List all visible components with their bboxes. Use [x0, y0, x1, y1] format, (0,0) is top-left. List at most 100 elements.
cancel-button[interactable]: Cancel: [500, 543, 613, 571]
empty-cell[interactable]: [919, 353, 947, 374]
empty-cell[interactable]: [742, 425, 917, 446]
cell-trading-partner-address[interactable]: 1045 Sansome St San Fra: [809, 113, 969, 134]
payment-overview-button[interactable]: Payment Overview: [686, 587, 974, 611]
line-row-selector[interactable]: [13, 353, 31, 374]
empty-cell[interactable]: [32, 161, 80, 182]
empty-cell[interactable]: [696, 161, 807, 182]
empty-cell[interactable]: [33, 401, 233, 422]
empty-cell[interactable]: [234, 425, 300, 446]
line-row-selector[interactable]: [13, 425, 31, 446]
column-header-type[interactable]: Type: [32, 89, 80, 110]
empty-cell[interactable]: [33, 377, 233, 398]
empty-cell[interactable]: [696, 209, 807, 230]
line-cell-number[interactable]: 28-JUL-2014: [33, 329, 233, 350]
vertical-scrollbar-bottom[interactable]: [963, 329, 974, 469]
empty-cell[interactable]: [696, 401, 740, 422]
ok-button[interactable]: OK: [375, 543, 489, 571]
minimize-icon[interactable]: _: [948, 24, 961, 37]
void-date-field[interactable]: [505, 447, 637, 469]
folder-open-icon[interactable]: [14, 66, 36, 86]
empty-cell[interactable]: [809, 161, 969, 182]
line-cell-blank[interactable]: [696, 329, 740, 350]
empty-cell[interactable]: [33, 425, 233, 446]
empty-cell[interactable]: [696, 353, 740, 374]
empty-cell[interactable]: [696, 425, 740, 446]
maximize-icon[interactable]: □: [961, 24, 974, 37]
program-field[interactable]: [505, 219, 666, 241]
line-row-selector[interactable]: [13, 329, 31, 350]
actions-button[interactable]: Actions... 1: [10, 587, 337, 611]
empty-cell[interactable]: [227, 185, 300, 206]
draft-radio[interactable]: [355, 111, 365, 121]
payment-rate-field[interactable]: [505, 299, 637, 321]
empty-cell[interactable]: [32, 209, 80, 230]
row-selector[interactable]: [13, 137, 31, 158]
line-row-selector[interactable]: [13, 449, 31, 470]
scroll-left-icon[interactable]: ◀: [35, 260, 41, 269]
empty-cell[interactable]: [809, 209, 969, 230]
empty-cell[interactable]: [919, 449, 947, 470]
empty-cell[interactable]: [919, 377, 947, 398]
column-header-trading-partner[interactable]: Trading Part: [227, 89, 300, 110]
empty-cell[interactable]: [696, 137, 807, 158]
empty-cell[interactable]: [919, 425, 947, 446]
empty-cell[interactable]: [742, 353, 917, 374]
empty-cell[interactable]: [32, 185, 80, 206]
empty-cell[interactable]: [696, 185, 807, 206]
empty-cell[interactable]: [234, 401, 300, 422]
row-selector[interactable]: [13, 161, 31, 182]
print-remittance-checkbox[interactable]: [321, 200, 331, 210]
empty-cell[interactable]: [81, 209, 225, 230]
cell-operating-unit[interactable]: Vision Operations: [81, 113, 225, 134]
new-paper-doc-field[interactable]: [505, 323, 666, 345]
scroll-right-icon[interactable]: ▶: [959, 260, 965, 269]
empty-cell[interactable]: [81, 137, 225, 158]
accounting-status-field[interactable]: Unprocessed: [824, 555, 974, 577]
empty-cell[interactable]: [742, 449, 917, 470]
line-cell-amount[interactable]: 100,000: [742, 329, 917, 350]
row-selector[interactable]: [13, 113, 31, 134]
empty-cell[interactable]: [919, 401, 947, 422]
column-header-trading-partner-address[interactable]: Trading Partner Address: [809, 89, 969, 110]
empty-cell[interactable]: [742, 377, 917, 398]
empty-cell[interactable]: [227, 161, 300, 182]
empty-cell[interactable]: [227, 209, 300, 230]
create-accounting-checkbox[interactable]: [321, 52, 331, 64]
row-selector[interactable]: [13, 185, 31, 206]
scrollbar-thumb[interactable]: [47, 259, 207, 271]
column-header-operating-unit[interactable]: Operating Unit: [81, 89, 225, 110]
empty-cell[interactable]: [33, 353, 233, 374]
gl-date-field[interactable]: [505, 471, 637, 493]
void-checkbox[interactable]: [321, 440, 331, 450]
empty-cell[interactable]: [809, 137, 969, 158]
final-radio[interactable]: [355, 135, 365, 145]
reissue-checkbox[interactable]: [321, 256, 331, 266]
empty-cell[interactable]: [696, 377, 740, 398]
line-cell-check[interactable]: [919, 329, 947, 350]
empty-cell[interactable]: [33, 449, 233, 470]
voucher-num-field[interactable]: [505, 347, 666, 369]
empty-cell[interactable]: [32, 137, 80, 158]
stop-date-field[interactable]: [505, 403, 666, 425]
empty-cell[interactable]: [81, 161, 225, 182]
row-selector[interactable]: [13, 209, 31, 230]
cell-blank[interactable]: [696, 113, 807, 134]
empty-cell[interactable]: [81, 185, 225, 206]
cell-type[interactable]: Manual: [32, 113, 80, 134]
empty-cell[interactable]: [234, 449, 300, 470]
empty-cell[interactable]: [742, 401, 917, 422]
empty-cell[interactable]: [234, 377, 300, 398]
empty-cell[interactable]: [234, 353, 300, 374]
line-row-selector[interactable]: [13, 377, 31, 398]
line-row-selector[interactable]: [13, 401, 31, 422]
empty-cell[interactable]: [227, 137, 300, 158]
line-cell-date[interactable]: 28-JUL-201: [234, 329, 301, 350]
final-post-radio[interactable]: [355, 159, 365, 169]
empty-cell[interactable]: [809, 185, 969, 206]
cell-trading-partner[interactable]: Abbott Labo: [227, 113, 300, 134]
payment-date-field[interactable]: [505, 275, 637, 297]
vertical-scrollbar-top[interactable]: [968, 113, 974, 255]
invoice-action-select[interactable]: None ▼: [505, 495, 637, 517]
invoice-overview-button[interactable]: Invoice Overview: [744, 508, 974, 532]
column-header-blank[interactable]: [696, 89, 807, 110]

+++

**Task details**
Copy out the records above word for word, every line of them.

**Exercise response**
List all visible components with their bboxes. Use [x0, y0, x1, y1] format, (0,0) is top-left. List at most 100 elements.
cancel-button[interactable]: Cancel: [500, 543, 613, 571]
empty-cell[interactable]: [919, 353, 947, 374]
empty-cell[interactable]: [742, 425, 917, 446]
cell-trading-partner-address[interactable]: 1045 Sansome St San Fra: [809, 113, 969, 134]
payment-overview-button[interactable]: Payment Overview: [686, 587, 974, 611]
line-row-selector[interactable]: [13, 353, 31, 374]
empty-cell[interactable]: [32, 161, 80, 182]
empty-cell[interactable]: [696, 161, 807, 182]
empty-cell[interactable]: [33, 401, 233, 422]
empty-cell[interactable]: [234, 425, 300, 446]
line-row-selector[interactable]: [13, 425, 31, 446]
column-header-type[interactable]: Type: [32, 89, 80, 110]
empty-cell[interactable]: [33, 377, 233, 398]
empty-cell[interactable]: [696, 209, 807, 230]
line-cell-number[interactable]: 28-JUL-2014: [33, 329, 233, 350]
vertical-scrollbar-bottom[interactable]: [963, 329, 974, 469]
empty-cell[interactable]: [696, 401, 740, 422]
ok-button[interactable]: OK: [375, 543, 489, 571]
minimize-icon[interactable]: _: [948, 24, 961, 37]
void-date-field[interactable]: [505, 447, 637, 469]
folder-open-icon[interactable]: [14, 66, 36, 86]
empty-cell[interactable]: [809, 161, 969, 182]
line-cell-blank[interactable]: [696, 329, 740, 350]
empty-cell[interactable]: [33, 425, 233, 446]
empty-cell[interactable]: [696, 353, 740, 374]
empty-cell[interactable]: [696, 425, 740, 446]
maximize-icon[interactable]: □: [961, 24, 974, 37]
program-field[interactable]: [505, 219, 666, 241]
line-row-selector[interactable]: [13, 329, 31, 350]
actions-button[interactable]: Actions... 1: [10, 587, 337, 611]
empty-cell[interactable]: [227, 185, 300, 206]
draft-radio[interactable]: [355, 111, 365, 121]
payment-rate-field[interactable]: [505, 299, 637, 321]
empty-cell[interactable]: [32, 209, 80, 230]
row-selector[interactable]: [13, 137, 31, 158]
line-row-selector[interactable]: [13, 449, 31, 470]
scroll-left-icon[interactable]: ◀: [35, 260, 41, 269]
empty-cell[interactable]: [809, 209, 969, 230]
empty-cell[interactable]: [919, 449, 947, 470]
empty-cell[interactable]: [919, 377, 947, 398]
column-header-trading-partner[interactable]: Trading Part: [227, 89, 300, 110]
empty-cell[interactable]: [696, 137, 807, 158]
empty-cell[interactable]: [919, 425, 947, 446]
empty-cell[interactable]: [742, 353, 917, 374]
empty-cell[interactable]: [32, 185, 80, 206]
empty-cell[interactable]: [696, 185, 807, 206]
empty-cell[interactable]: [234, 401, 300, 422]
row-selector[interactable]: [13, 161, 31, 182]
print-remittance-checkbox[interactable]: [321, 200, 331, 210]
empty-cell[interactable]: [81, 209, 225, 230]
cell-operating-unit[interactable]: Vision Operations: [81, 113, 225, 134]
new-paper-doc-field[interactable]: [505, 323, 666, 345]
scroll-right-icon[interactable]: ▶: [959, 260, 965, 269]
empty-cell[interactable]: [81, 137, 225, 158]
accounting-status-field[interactable]: Unprocessed: [824, 555, 974, 577]
empty-cell[interactable]: [742, 449, 917, 470]
line-cell-amount[interactable]: 100,000: [742, 329, 917, 350]
row-selector[interactable]: [13, 113, 31, 134]
empty-cell[interactable]: [919, 401, 947, 422]
column-header-trading-partner-address[interactable]: Trading Partner Address: [809, 89, 969, 110]
empty-cell[interactable]: [742, 377, 917, 398]
empty-cell[interactable]: [227, 161, 300, 182]
empty-cell[interactable]: [227, 209, 300, 230]
create-accounting-checkbox[interactable]: [321, 52, 331, 64]
row-selector[interactable]: [13, 185, 31, 206]
scrollbar-thumb[interactable]: [47, 259, 207, 271]
column-header-operating-unit[interactable]: Operating Unit: [81, 89, 225, 110]
empty-cell[interactable]: [33, 353, 233, 374]
gl-date-field[interactable]: [505, 471, 637, 493]
void-checkbox[interactable]: [321, 440, 331, 450]
empty-cell[interactable]: [809, 137, 969, 158]
final-radio[interactable]: [355, 135, 365, 145]
reissue-checkbox[interactable]: [321, 256, 331, 266]
empty-cell[interactable]: [696, 377, 740, 398]
line-cell-check[interactable]: [919, 329, 947, 350]
empty-cell[interactable]: [33, 449, 233, 470]
voucher-num-field[interactable]: [505, 347, 666, 369]
empty-cell[interactable]: [32, 137, 80, 158]
stop-date-field[interactable]: [505, 403, 666, 425]
empty-cell[interactable]: [81, 161, 225, 182]
row-selector[interactable]: [13, 209, 31, 230]
cell-blank[interactable]: [696, 113, 807, 134]
empty-cell[interactable]: [81, 185, 225, 206]
cell-type[interactable]: Manual: [32, 113, 80, 134]
empty-cell[interactable]: [234, 449, 300, 470]
empty-cell[interactable]: [742, 401, 917, 422]
empty-cell[interactable]: [234, 377, 300, 398]
empty-cell[interactable]: [234, 353, 300, 374]
line-row-selector[interactable]: [13, 377, 31, 398]
line-row-selector[interactable]: [13, 401, 31, 422]
empty-cell[interactable]: [227, 137, 300, 158]
line-cell-date[interactable]: 28-JUL-201: [234, 329, 301, 350]
final-post-radio[interactable]: [355, 159, 365, 169]
empty-cell[interactable]: [809, 185, 969, 206]
cell-trading-partner[interactable]: Abbott Labo: [227, 113, 300, 134]
payment-date-field[interactable]: [505, 275, 637, 297]
vertical-scrollbar-top[interactable]: [968, 113, 974, 255]
invoice-action-select[interactable]: None ▼: [505, 495, 637, 517]
invoice-overview-button[interactable]: Invoice Overview: [744, 508, 974, 532]
column-header-blank[interactable]: [696, 89, 807, 110]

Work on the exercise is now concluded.